UnsafeCasts `int256` to `uint256` and `int256` to `int128`

[hats-bug-reporter[bot]]

Github username: @Rotcivegaf Twitter username: rotcivegaf Submission hash (on-chain): 0xd248fe4d42cf3aa3ee8365b4778d69a18d583882b3e22a6dc2741addb526b06c Severity: medium

Description: Lines:

int256 to uint256:

• https://github.com/Satsyxbt/Fenix/blob/bfcee140a38b39f0eb34dea6921b3b7d5248df82/contracts/core/VotingEscrowUpgradeable.sol#L151
• https://github.com/Satsyxbt/Fenix/blob/bfcee140a38b39f0eb34dea6921b3b7d5248df82/contracts/core/VotingEscrowUpgradeable.sol#L812
• https://github.com/Satsyxbt/Fenix/blob/bfcee140a38b39f0eb34dea6921b3b7d5248df82/contracts/core/VotingEscrowUpgradeable.sol#L812
• https://github.com/Satsyxbt/Fenix/blob/bfcee140a38b39f0eb34dea6921b3b7d5248df82/contracts/core/VotingEscrowUpgradeable.sol#L939
• https://github.com/Satsyxbt/Fenix/blob/bfcee140a38b39f0eb34dea6921b3b7d5248df82/contracts/core/VotingEscrowUpgradeable.sol#L999
• https://github.com/Satsyxbt/Fenix/blob/bfcee140a38b39f0eb34dea6921b3b7d5248df82/contracts/core/VotingEscrowUpgradeable.sol#L1055
  • https://github.com/Satsyxbt/Fenix/blob/bfcee140a38b39f0eb34dea6921b3b7d5248df82/contracts/core/VotingEscrowUpgradeable.sol#L1078

int256 to int128:

• https://github.com/Satsyxbt/Fenix/blob/bfcee140a38b39f0eb34dea6921b3b7d5248df82/contracts/core/VotingEscrowUpgradeable.sol#L555
• https://github.com/Satsyxbt/Fenix/blob/bfcee140a38b39f0eb34dea6921b3b7d5248df82/contracts/core/VotingEscrowUpgradeable.sol#L559
• https://github.com/Satsyxbt/Fenix/blob/bfcee140a38b39f0eb34dea6921b3b7d5248df82/contracts/core/VotingEscrowUpgradeable.sol#L604
• https://github.com/Satsyxbt/Fenix/blob/bfcee140a38b39f0eb34dea6921b3b7d5248df82/contracts/core/VotingEscrowUpgradeable.sol#L696
• https://github.com/Satsyxbt/Fenix/blob/bfcee140a38b39f0eb34dea6921b3b7d5248df82/contracts/core/VotingEscrowUpgradeable.sol#L874
• https://github.com/Satsyxbt/Fenix/blob/bfcee140a38b39f0eb34dea6921b3b7d5248df82/contracts/core/VotingEscrowUpgradeable.sol#L937
• https://github.com/Satsyxbt/Fenix/blob/bfcee140a38b39f0eb34dea6921b3b7d5248df82/contracts/core/VotingEscrowUpgradeable.sol#L988

Description:

The cast from int256 to uint256 can lead to an error because if int256 is negative when cast to uint256 it will return an erroneous result, for example: uint256(-1) = 115792089237316195423570985008687907853269984665640564039457584007913129639935

In the other hand casting int256 to int128 can lead to an overflow error when the input is smaller than smallest int128 or larger than largest int128 for example: int128(340282366920938463463374607431768211456) = 0

Recommended Mitigation Steps:

Use toUint256 when cast int256 to uint256 and toInt128 when cast int256 to int128 of SafeCast library of OZ

[BohdanHrytsak]

Thank you for the submission.

==============================

_Things to do_
[a] According to the bug report, what library does the submitter recommend using for the casts?
[b] Reproduce the bug report verbatim, from "In the other" up to and including "for the submission.".

==============================

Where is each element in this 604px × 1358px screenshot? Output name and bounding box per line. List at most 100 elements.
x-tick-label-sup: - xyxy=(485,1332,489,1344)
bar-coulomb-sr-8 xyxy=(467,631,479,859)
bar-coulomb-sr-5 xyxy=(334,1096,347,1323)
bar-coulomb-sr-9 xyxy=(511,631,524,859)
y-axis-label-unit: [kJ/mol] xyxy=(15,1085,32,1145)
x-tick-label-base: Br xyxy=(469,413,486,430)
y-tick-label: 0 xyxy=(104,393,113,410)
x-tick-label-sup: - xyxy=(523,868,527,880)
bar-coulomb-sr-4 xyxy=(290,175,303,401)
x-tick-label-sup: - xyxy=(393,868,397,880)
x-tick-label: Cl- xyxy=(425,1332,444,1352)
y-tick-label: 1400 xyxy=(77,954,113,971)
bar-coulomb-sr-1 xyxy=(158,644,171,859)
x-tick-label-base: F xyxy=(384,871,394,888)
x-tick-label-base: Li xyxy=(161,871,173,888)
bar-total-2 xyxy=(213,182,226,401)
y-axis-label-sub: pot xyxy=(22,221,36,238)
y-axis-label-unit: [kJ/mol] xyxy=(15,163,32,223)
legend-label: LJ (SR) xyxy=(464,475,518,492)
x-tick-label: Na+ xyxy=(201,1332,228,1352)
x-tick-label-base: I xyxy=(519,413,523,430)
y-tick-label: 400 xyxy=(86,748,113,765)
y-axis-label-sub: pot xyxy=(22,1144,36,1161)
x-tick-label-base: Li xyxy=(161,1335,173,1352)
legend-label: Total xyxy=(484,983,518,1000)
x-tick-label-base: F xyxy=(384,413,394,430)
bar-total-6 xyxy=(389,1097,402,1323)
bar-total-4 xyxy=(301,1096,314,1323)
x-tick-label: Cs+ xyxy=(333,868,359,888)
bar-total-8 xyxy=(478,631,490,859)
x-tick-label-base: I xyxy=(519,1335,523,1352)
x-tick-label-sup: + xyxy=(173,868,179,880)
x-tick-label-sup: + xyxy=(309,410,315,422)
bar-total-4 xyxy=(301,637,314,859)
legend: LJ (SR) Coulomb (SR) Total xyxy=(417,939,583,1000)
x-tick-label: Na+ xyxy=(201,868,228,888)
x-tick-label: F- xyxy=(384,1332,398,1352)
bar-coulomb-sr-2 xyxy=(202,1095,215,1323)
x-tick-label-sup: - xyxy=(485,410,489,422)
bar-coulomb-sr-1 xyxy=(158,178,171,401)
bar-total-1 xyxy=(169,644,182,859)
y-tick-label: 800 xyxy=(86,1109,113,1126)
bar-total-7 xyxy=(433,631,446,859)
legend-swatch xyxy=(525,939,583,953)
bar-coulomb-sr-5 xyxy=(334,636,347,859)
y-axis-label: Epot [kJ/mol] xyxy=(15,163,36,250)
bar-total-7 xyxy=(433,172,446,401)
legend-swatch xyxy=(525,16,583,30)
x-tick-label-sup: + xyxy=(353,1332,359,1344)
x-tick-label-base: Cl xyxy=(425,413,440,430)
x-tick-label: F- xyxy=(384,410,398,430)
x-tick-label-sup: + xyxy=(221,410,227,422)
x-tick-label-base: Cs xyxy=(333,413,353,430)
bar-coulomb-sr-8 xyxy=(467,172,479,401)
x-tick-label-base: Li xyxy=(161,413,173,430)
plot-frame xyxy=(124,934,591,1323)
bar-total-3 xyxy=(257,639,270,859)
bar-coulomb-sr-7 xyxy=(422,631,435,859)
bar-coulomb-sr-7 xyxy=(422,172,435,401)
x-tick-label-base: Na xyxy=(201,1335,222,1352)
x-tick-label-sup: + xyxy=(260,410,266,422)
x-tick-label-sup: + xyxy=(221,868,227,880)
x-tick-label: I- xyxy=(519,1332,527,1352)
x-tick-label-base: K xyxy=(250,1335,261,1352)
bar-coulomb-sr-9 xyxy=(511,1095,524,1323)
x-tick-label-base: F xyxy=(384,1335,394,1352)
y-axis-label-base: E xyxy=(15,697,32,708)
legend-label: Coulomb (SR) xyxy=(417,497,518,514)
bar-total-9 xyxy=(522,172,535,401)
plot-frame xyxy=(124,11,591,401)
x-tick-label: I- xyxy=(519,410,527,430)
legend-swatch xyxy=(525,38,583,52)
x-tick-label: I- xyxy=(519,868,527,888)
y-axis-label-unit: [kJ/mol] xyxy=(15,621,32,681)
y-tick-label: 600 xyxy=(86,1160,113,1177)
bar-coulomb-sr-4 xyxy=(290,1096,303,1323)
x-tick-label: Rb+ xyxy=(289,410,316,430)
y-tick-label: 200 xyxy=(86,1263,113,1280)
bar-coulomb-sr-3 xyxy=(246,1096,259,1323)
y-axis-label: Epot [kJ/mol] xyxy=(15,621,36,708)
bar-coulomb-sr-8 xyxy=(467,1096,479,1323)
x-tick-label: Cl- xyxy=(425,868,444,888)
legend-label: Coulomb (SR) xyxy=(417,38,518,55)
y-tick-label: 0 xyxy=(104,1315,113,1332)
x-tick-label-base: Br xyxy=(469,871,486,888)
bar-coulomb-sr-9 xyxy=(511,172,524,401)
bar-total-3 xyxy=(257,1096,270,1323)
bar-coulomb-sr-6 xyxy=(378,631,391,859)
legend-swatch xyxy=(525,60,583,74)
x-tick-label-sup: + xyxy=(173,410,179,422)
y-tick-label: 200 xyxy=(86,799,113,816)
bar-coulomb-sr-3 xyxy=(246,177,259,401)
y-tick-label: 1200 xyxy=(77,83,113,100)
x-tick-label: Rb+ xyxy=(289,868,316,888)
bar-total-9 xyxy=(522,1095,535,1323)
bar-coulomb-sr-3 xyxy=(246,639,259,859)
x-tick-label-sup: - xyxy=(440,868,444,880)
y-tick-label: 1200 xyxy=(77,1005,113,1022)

==============================

_Numbered answers_
[a] The SafeCast library of OZ.

[b]
In the other hand casting int256 to int128 can lead to an overflow error when the input is smaller than smallest int128 or larger than largest int128 for example: int128(340282366920938463463374607431768211456) = 0

Recommended Mitigation Steps:

Use toUint256 when cast int256 to uint256 and toInt128 when cast int256 to int128 of SafeCast library of OZ

[BohdanHrytsak]

Thank you for the submission.